TEXTO PROPORCIONADO
Confiado. Lleno de esperanza. Quiero aprender a sentirme pequeño porque eso me hace más fácil para otros. Abre la puerta de mi alma. Me decía una persona: «Cuando de alguna forma descubres cómo eres, te ves realmente cómo eres, te sientes tan pequeña y vulnerable que dejas entonces espacio para que otros entren en tu corazón». Desde mi altura pequeña todo es más senillo para los que se acercan. No tengo que demostrar nada. No tengo que defenderme de nadie. No tengo que guardarme. ¡Cuánto bien me hace reírme de mis torpezas y caídas! Reconocer que mi vida es pequeña. Sé que para Dios soy valioso. Es lo más importante. Mi altura del suelo al cielo. Es la que cuenta. A los ojos de Dios soy inmenso. Y le conmueve mi dolor. Sufre con mis sufrimientos. Más aún cuando yo sufro sin razón al compararme con otros. Al querer ser más que otros. Más alto. Tratando de demostrarle al mundo entero cuánto sentido tiene mi vida. Qué importante es la misión que me han confiado. Cuánto logro hacer con mis propias manos y talentos. Me confundo al pensar así. Es mi pequeñez la semilla de todo crecimiento. Mi sí pequeño y frágil. Mi vida herida, caída. Desde ahí Dios construye una gran catedral. Desde la piedra pequeña y llena de defectos. El otro día leía: «Sufrimos cuando nos consideramos un simple individuo que se enfrenta en solitario a sus miedos, defectos y resentimientos y, ante

1 J. Kentenich, La mirada misericordiosa del Padre


todo, a su mortalidad. Creemos, equivocadamente, que nuestro pequeño y limitado ego constituye toda nuestra naturaleza. No nos damos cuenta de que, en alguna parte de nuestro interior, existe un Ser Supremo que disfruta de una paz eterna»2. No estoy solo. En mi interior habita Dios. En lo más pequeño de mi alma. Charles de Foucauld me recuerda quién soy: «Recuerda que eres pequeño». Me sé pequeño. Me da paz saberlo. Pero sé que no estoy solo. Allí donde yo me siento pobre e insignificante está Dios oculto en mí. Él echa raíces en mi alma. Viene a morar conmigo para que no tema nunca por mi poca altura.
Viene a darme fuerzas para que no me frustre, para que no me asuste. Para que no pierda nunca la paz en medio de las luchas.

OBJETIVO A
¿Qué frase de Charles de Foucauld se cita en el texto sobre la pequeñez?
Estas filas no guardan ninguna relación con el texto.

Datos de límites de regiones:

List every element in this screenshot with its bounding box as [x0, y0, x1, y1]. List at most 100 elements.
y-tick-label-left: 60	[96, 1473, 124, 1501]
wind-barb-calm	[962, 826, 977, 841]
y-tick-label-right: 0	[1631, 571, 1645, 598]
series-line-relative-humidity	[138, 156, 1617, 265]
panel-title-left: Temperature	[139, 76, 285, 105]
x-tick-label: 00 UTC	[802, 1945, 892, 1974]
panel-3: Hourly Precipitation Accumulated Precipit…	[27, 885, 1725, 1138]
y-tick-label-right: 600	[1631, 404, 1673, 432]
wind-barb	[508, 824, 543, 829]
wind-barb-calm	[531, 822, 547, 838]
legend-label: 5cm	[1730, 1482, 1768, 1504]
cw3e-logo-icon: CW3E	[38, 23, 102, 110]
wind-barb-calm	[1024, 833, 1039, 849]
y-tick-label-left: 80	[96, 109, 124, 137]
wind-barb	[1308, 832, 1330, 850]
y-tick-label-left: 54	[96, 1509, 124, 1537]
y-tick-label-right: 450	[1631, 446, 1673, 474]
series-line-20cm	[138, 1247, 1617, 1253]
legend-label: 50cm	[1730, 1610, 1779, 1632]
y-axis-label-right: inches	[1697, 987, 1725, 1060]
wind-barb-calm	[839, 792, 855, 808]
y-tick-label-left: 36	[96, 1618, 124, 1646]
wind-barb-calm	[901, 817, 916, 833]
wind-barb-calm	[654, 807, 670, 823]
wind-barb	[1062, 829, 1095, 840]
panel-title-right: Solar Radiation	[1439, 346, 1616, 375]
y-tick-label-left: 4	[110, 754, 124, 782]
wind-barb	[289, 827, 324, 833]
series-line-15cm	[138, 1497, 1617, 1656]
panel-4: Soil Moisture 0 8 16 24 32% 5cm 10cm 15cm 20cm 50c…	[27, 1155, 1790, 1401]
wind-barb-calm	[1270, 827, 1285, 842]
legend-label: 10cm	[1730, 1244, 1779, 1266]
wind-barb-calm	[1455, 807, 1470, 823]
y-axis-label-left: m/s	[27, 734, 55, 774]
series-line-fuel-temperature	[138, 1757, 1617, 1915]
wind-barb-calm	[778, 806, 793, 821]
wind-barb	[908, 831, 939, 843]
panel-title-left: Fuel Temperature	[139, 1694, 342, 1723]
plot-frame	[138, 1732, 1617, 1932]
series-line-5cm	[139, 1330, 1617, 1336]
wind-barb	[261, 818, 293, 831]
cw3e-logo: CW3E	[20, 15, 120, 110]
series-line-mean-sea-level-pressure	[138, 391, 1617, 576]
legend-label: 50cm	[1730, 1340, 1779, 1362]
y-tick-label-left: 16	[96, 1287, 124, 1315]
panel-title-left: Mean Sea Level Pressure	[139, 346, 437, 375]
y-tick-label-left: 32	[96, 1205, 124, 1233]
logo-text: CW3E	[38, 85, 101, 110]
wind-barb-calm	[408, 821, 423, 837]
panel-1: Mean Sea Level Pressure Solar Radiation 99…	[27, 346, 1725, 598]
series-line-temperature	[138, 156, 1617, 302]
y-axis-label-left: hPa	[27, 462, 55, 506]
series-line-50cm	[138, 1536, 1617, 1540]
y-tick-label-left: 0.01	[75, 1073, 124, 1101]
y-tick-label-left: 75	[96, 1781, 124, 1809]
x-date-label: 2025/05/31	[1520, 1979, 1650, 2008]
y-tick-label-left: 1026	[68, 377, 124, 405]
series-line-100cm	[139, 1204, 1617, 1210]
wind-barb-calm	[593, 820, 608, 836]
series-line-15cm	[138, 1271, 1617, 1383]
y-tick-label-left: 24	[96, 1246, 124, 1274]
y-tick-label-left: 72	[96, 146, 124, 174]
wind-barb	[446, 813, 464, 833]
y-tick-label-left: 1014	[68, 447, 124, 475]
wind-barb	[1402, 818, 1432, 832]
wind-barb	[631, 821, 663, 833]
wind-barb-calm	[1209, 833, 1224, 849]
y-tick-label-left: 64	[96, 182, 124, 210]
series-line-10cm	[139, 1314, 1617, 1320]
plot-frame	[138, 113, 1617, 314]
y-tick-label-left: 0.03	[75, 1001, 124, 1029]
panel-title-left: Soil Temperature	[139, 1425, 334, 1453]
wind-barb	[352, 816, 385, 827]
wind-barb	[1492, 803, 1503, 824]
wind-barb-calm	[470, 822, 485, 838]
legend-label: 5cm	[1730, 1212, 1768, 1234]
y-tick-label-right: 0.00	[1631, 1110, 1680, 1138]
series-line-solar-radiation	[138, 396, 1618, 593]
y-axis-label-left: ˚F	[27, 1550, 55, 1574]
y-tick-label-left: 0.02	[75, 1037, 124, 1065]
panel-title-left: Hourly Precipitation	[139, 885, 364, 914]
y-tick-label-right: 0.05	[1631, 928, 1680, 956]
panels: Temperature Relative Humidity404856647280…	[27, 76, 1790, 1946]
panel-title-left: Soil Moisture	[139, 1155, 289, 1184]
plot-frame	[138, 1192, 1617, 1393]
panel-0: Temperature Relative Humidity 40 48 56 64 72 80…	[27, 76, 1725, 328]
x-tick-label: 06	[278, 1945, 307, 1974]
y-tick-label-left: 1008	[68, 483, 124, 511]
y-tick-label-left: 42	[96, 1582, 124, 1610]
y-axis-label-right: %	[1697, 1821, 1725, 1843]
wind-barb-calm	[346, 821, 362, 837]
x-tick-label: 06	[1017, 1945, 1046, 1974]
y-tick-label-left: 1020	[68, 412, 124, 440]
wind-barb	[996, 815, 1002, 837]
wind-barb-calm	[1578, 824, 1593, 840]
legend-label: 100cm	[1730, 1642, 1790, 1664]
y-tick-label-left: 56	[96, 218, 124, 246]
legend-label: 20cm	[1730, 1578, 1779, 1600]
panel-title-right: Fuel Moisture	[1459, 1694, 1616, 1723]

OBJETIVO B
Reproduce literalmente el tramo de las filas que va desde su comienzo hasta la línea que contiene "1945, 892, 1974]", ambas inclusive.

RESULTADO ESPERADO A
«Recuerda que eres pequeño».

RESULTADO ESPERADO B
List every element in this screenshot with its bounding box as [x0, y0, x1, y1]. List at most 100 elements.
y-tick-label-left: 60	[96, 1473, 124, 1501]
wind-barb-calm	[962, 826, 977, 841]
y-tick-label-right: 0	[1631, 571, 1645, 598]
series-line-relative-humidity	[138, 156, 1617, 265]
panel-title-left: Temperature	[139, 76, 285, 105]
x-tick-label: 00 UTC	[802, 1945, 892, 1974]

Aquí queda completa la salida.